## Task:
From the entries below, gather each line containing the word "Discordo".

## Task data:

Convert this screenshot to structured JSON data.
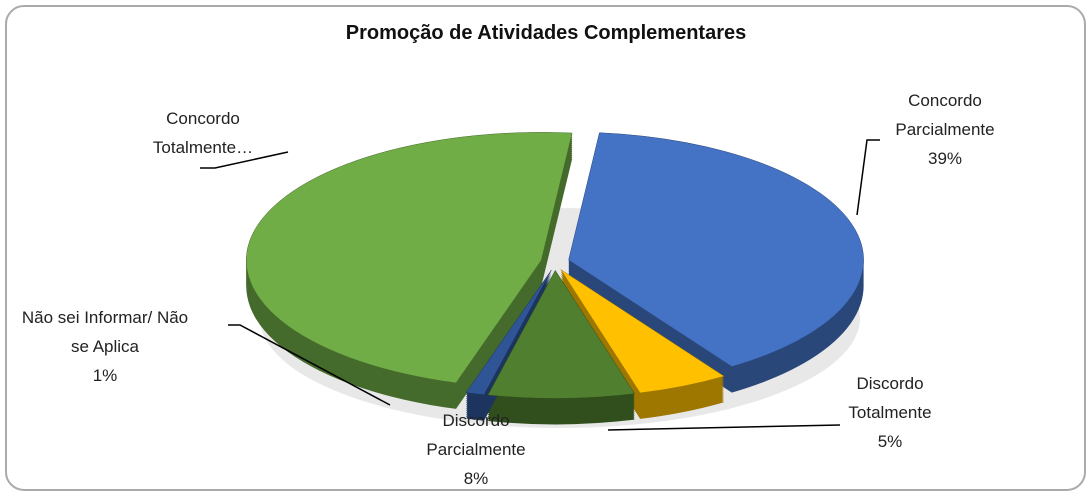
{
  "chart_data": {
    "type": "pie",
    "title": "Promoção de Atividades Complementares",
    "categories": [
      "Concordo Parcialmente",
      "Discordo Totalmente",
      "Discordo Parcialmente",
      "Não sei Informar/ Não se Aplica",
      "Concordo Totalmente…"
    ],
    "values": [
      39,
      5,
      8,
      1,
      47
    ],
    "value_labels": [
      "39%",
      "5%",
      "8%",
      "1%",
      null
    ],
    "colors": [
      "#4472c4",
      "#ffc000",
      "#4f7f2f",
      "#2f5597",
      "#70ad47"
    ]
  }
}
...
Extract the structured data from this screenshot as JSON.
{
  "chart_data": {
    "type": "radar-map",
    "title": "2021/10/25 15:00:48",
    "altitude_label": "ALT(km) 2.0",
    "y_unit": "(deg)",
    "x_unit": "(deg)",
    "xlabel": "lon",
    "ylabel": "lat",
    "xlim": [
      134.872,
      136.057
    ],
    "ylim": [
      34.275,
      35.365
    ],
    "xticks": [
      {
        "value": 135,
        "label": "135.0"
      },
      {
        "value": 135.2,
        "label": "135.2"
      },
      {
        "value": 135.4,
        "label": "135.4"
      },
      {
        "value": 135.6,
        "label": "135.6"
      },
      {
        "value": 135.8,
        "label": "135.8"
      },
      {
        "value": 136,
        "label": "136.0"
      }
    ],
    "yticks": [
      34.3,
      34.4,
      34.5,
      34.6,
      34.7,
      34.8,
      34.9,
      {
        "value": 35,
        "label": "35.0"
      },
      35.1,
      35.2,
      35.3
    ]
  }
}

## Final result:
      "Discordo Totalmente",
      "Discordo Parcialmente",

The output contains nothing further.